Dataset excerpt

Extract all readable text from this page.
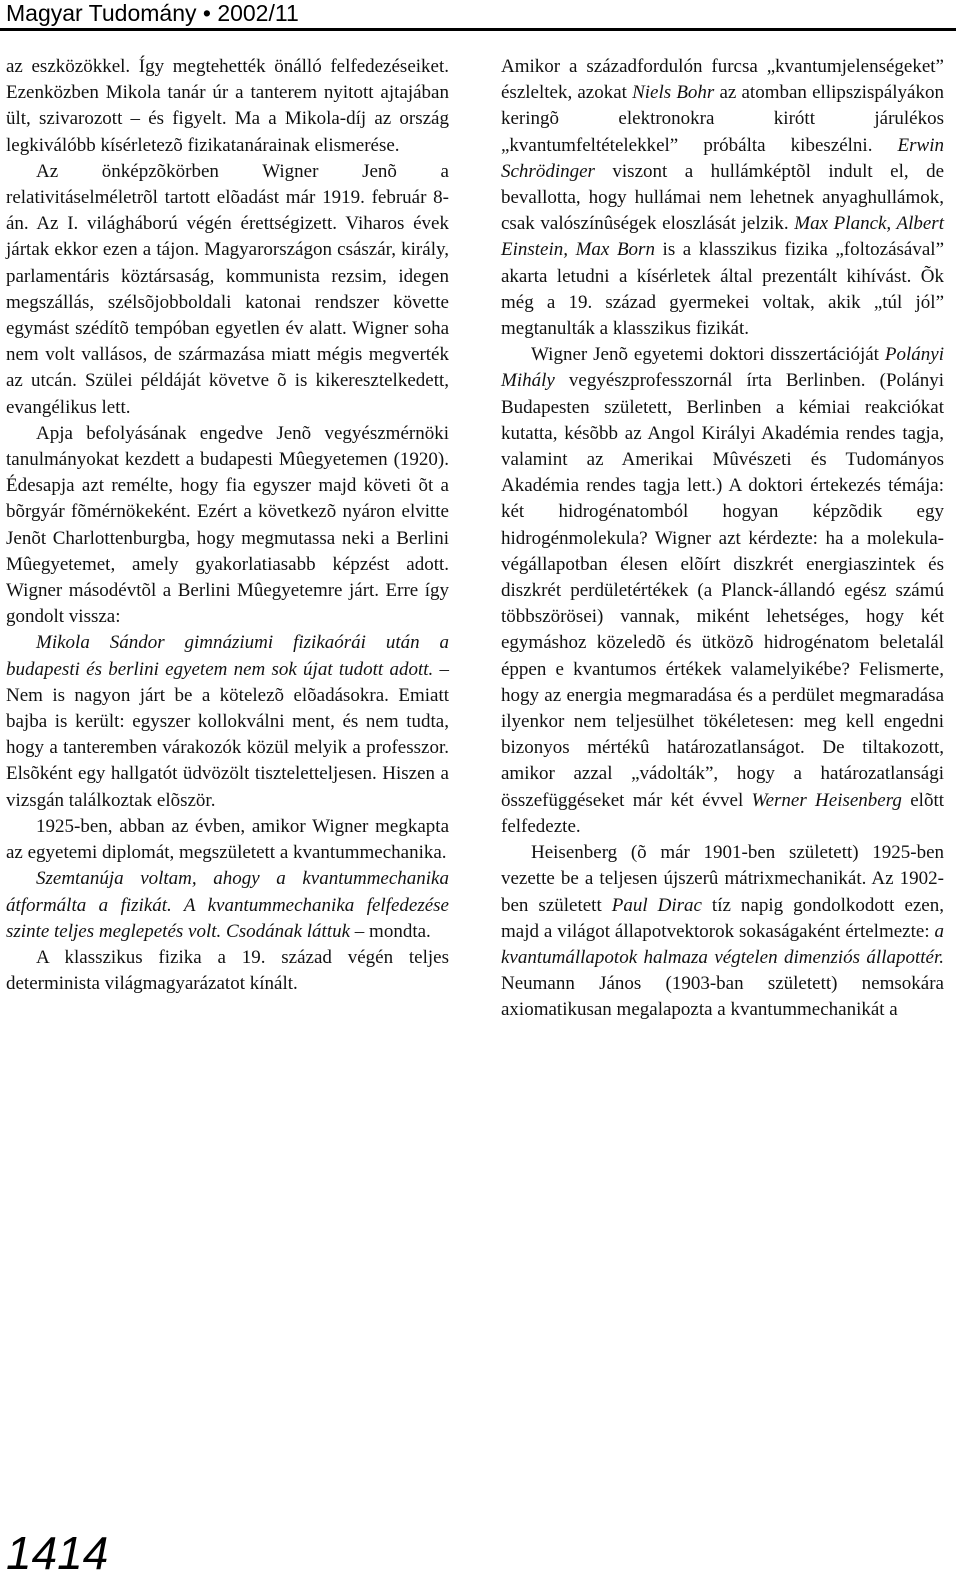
Magyar Tudomány • 2002/11

az eszközökkel. Így megtehették önálló felfedezéseiket. Ezenközben Mikola tanár úr a tanterem nyitott ajtajában ült, szivarozott – és figyelt. Ma a Mikola-díj az ország legkiválóbb kísérletezõ fizikatanárainak elismerése.

Az önképzõkörben Wigner Jenõ a relativitáselméletrõl tartott elõadást már 1919. február 8-án. Az I. világháború végén érettségizett. Viharos évek jártak ekkor ezen a tájon. Magyarországon császár, király, parlamentáris köztársaság, kommunista rezsim, idegen megszállás, szélsõjobboldali katonai rendszer követte egymást szédítõ tempóban egyetlen év alatt. Wigner soha nem volt vallásos, de származása miatt mégis megverték az utcán. Szülei példáját követve õ is kikeresztelkedett, evangélikus lett.

Apja befolyásának engedve Jenõ vegyészmérnöki tanulmányokat kezdett a budapesti Mûegyetemen (1920). Édesapja azt remélte, hogy fia egyszer majd követi õt a bõrgyár fõmérnökeként. Ezért a következõ nyáron elvitte Jenõt Charlottenburgba, hogy megmutassa neki a Berlini Mûegyetemet, amely gyakorlatiasabb képzést adott. Wigner másodévtõl a Berlini Mûegyetemre járt. Erre így gondolt vissza:

Mikola Sándor gimnáziumi fizikaórái után a budapesti és berlini egyetem nem sok újat tudott adott. – Nem is nagyon járt be a kötelezõ elõadásokra. Emiatt bajba is került: egyszer kollokválni ment, és nem tudta, hogy a tanteremben várakozók közül melyik a professzor. Elsõként egy hallgatót üdvözölt tiszteletteljesen. Hiszen a vizsgán találkoztak elõször.

1925-ben, abban az évben, amikor Wigner megkapta az egyetemi diplomát, megszületett a kvantummechanika.

Szemtanúja voltam, ahogy a kvantummechanika átformálta a fizikát. A kvantummechanika felfedezése szinte teljes meglepetés volt. Csodának láttuk – mondta.

A klasszikus fizika a 19. század végén teljes determinista világmagyarázatot kínált.

Amikor a századfordulón furcsa „kvantumjelenségeket” észleltek, azokat Niels Bohr az atomban ellipszispályákon keringõ elektronokra kirótt járulékos „kvantumfeltételekkel” próbálta kibeszélni. Erwin Schrödinger viszont a hullámképtõl indult el, de bevallotta, hogy hullámai nem lehetnek anyaghullámok, csak valószínûségek eloszlását jelzik. Max Planck, Albert Einstein, Max Born is a klasszikus fizika „foltozásával” akarta letudni a kísérletek által prezentált kihívást. Õk még a 19. század gyermekei voltak, akik „túl jól” megtanulták a klasszikus fizikát.

Wigner Jenõ egyetemi doktori disszertációját Polányi Mihály vegyészprofesszornál írta Berlinben. (Polányi Budapesten született, Berlinben a kémiai reakciókat kutatta, késõbb az Angol Királyi Akadémia rendes tagja, valamint az Amerikai Mûvészeti és Tudományos Akadémia rendes tagja lett.) A doktori értekezés témája: két hidrogénatomból hogyan képzõdik egy hidrogénmolekula? Wigner azt kérdezte: ha a molekula-végállapotban élesen elõírt diszkrét energiaszintek és diszkrét perdületértékek (a Planck-állandó egész számú többszörösei) vannak, miként lehetséges, hogy két egymáshoz közeledõ és ütközõ hidrogénatom beletalál éppen e kvantumos értékek valamelyikébe? Felismerte, hogy az energia megmaradása és a perdület megmaradása ilyenkor nem teljesülhet tökéletesen: meg kell engedni bizonyos mértékû határozatlanságot. De tiltakozott, amikor azzal „vádolták”, hogy a határozatlansági összefüggéseket már két évvel Werner Heisenberg elõtt felfedezte.

Heisenberg (õ már 1901-ben született) 1925-ben vezette be a teljesen újszerû mátrixmechanikát. Az 1902-ben született Paul Dirac tíz napig gondolkodott ezen, majd a világot állapotvektorok sokaságaként értelmezte: a kvantumállapotok halmaza végtelen dimenziós állapottér. Neumann János (1903-ban született) nemsokára axiomatikusan megalapozta a kvantummechanikát a

1414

> _TASK INSTRUCTIONS_
Each record above must be returned exactly as written, with its pictures omitted.

> _REPLY_
Extract all readable text from this page.
Magyar Tudomány • 2002/11

az eszközökkel. Így megtehették önálló felfedezéseiket. Ezenközben Mikola tanár úr a tanterem nyitott ajtajában ült, szivarozott – és figyelt. Ma a Mikola-díj az ország legkiválóbb kísérletezõ fizikatanárainak elismerése.

Az önképzõkörben Wigner Jenõ a relativitáselméletrõl tartott elõadást már 1919. február 8-án. Az I. világháború végén érettségizett. Viharos évek jártak ekkor ezen a tájon. Magyarországon császár, király, parlamentáris köztársaság, kommunista rezsim, idegen megszállás, szélsõjobboldali katonai rendszer követte egymást szédítõ tempóban egyetlen év alatt. Wigner soha nem volt vallásos, de származása miatt mégis megverték az utcán. Szülei példáját követve õ is kikeresztelkedett, evangélikus lett.

Apja befolyásának engedve Jenõ vegyészmérnöki tanulmányokat kezdett a budapesti Mûegyetemen (1920). Édesapja azt remélte, hogy fia egyszer majd követi õt a bõrgyár fõmérnökeként. Ezért a következõ nyáron elvitte Jenõt Charlottenburgba, hogy megmutassa neki a Berlini Mûegyetemet, amely gyakorlatiasabb képzést adott. Wigner másodévtõl a Berlini Mûegyetemre járt. Erre így gondolt vissza:

Mikola Sándor gimnáziumi fizikaórái után a budapesti és berlini egyetem nem sok újat tudott adott. – Nem is nagyon járt be a kötelezõ elõadásokra. Emiatt bajba is került: egyszer kollokválni ment, és nem tudta, hogy a tanteremben várakozók közül melyik a professzor. Elsõként egy hallgatót üdvözölt tiszteletteljesen. Hiszen a vizsgán találkoztak elõször.

1925-ben, abban az évben, amikor Wigner megkapta az egyetemi diplomát, megszületett a kvantummechanika.

Szemtanúja voltam, ahogy a kvantummechanika átformálta a fizikát. A kvantummechanika felfedezése szinte teljes meglepetés volt. Csodának láttuk – mondta.

A klasszikus fizika a 19. század végén teljes determinista világmagyarázatot kínált.

Amikor a századfordulón furcsa „kvantumjelenségeket” észleltek, azokat Niels Bohr az atomban ellipszispályákon keringõ elektronokra kirótt járulékos „kvantumfeltételekkel” próbálta kibeszélni. Erwin Schrödinger viszont a hullámképtõl indult el, de bevallotta, hogy hullámai nem lehetnek anyaghullámok, csak valószínûségek eloszlását jelzik. Max Planck, Albert Einstein, Max Born is a klasszikus fizika „foltozásával” akarta letudni a kísérletek által prezentált kihívást. Õk még a 19. század gyermekei voltak, akik „túl jól” megtanulták a klasszikus fizikát.

Wigner Jenõ egyetemi doktori disszertációját Polányi Mihály vegyészprofesszornál írta Berlinben. (Polányi Budapesten született, Berlinben a kémiai reakciókat kutatta, késõbb az Angol Királyi Akadémia rendes tagja, valamint az Amerikai Mûvészeti és Tudományos Akadémia rendes tagja lett.) A doktori értekezés témája: két hidrogénatomból hogyan képzõdik egy hidrogénmolekula? Wigner azt kérdezte: ha a molekula-végállapotban élesen elõírt diszkrét energiaszintek és diszkrét perdületértékek (a Planck-állandó egész számú többszörösei) vannak, miként lehetséges, hogy két egymáshoz közeledõ és ütközõ hidrogénatom beletalál éppen e kvantumos értékek valamelyikébe? Felismerte, hogy az energia megmaradása és a perdület megmaradása ilyenkor nem teljesülhet tökéletesen: meg kell engedni bizonyos mértékû határozatlanságot. De tiltakozott, amikor azzal „vádolták”, hogy a határozatlansági összefüggéseket már két évvel Werner Heisenberg elõtt felfedezte.

Heisenberg (õ már 1901-ben született) 1925-ben vezette be a teljesen újszerû mátrixmechanikát. Az 1902-ben született Paul Dirac tíz napig gondolkodott ezen, majd a világot állapotvektorok sokaságaként értelmezte: a kvantumállapotok halmaza végtelen dimenziós állapottér. Neumann János (1903-ban született) nemsokára axiomatikusan megalapozta a kvantummechanikát a

1414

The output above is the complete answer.